EXERCISE INPUTS

++++++++

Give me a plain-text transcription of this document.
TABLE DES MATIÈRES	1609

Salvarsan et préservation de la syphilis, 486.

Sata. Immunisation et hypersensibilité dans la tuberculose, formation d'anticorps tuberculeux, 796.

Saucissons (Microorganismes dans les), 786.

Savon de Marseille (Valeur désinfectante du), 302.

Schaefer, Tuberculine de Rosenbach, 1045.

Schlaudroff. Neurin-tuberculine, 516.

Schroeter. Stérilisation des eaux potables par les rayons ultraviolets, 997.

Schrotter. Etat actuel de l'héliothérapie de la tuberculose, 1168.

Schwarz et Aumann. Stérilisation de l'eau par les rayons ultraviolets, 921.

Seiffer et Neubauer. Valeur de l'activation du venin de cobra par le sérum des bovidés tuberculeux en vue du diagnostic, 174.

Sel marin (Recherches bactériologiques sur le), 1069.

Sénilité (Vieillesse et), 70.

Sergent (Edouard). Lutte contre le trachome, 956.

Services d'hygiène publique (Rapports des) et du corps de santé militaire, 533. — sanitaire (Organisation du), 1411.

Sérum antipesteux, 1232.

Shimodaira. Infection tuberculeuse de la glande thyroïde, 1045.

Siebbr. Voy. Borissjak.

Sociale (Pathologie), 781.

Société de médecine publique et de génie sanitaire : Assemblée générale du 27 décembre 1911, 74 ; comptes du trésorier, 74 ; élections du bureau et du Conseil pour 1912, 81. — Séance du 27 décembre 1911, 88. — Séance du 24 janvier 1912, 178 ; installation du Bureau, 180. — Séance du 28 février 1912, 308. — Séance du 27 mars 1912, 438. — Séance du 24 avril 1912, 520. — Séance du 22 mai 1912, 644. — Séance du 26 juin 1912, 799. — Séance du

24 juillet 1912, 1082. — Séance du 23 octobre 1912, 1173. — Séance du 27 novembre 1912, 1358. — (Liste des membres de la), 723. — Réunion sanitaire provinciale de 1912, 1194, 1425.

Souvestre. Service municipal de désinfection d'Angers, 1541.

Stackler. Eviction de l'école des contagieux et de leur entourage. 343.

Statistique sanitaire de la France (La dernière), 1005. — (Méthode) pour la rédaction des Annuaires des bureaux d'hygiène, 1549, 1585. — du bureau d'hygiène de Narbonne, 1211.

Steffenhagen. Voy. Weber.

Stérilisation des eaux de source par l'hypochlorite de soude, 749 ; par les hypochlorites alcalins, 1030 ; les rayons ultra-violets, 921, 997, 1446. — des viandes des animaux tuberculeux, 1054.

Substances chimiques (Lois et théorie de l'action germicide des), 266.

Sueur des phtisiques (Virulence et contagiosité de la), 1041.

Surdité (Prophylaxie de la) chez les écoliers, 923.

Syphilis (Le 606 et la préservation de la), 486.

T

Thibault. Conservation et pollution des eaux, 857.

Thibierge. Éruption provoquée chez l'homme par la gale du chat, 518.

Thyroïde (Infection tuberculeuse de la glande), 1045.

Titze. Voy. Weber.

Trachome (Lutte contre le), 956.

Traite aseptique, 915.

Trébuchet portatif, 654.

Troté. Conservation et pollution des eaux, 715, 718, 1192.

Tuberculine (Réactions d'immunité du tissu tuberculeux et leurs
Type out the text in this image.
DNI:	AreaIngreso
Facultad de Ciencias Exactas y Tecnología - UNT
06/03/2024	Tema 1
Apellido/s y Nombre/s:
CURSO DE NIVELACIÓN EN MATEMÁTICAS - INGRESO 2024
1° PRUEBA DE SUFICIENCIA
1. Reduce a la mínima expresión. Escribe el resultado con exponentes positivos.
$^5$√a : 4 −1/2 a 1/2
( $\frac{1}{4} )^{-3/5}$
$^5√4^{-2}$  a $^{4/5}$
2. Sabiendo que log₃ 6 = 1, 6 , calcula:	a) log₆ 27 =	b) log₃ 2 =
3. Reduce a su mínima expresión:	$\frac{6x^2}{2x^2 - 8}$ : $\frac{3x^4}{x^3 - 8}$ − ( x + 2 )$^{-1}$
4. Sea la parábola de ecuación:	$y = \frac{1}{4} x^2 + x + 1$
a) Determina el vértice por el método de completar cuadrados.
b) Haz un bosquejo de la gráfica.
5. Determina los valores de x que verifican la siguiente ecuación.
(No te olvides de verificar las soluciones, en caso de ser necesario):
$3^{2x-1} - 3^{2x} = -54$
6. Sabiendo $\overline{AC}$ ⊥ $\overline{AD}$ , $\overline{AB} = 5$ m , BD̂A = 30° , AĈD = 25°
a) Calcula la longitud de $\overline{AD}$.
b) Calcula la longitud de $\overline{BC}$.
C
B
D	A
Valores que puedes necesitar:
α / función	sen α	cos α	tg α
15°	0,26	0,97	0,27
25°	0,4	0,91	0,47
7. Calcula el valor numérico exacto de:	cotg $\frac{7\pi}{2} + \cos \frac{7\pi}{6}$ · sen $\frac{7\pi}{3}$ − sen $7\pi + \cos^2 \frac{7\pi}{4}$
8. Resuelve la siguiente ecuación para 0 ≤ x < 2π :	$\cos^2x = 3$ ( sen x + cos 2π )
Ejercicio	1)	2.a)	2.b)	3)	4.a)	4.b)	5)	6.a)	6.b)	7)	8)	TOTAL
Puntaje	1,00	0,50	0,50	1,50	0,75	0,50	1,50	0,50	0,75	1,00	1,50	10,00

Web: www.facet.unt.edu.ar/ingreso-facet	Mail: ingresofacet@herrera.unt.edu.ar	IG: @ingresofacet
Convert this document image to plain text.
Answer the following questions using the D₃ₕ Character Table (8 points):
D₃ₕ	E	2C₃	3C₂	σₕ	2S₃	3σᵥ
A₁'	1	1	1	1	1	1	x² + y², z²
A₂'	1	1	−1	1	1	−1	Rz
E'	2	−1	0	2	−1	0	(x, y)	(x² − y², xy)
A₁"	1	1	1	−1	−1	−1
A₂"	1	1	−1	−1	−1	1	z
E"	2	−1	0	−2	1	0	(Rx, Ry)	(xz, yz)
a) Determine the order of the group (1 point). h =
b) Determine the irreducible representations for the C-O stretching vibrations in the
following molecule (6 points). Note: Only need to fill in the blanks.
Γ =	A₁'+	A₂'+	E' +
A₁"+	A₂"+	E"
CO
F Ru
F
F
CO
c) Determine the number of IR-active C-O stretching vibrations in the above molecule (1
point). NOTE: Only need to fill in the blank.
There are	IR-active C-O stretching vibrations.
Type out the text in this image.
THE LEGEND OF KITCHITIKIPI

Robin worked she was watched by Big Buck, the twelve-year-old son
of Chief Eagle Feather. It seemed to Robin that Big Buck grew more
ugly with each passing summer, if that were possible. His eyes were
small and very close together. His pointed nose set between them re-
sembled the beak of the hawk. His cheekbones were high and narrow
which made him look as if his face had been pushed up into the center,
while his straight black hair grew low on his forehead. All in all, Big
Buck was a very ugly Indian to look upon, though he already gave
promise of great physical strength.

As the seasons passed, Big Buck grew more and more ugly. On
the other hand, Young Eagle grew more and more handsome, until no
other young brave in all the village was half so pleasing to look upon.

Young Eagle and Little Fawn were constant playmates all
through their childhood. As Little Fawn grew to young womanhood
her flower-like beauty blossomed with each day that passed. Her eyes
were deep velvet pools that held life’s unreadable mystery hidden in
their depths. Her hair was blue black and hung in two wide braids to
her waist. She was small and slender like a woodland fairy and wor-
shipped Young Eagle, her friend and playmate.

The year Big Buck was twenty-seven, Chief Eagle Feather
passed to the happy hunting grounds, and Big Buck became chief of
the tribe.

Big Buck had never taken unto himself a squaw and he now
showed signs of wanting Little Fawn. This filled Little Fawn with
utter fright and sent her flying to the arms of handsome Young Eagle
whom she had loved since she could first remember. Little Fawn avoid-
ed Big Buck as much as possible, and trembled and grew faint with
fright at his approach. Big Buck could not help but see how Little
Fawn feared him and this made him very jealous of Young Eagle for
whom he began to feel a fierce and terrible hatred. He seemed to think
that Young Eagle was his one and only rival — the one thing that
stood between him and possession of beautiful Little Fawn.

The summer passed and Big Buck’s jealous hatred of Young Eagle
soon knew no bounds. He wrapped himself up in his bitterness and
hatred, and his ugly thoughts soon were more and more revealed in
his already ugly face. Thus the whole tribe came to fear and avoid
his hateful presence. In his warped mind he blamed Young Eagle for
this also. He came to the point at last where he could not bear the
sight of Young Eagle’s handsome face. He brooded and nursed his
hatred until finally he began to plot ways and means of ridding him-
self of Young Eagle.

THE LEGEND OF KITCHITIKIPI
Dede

++++++++

WORK REQUIRED
Find and copy every line in the entries above where the string "hygiène" occurs.

WRITTEN RESPONSE
Services d'hygiène publique (Rapports des) et du corps de santé militaire, 533. — sanitaire (Organisation du), 1411.
Statistique sanitaire de la France (La dernière), 1005. — (Méthode) pour la rédaction des Annuaires des bureaux d'hygiène, 1549, 1585. — du bureau d'hygiène de Narbonne, 1211.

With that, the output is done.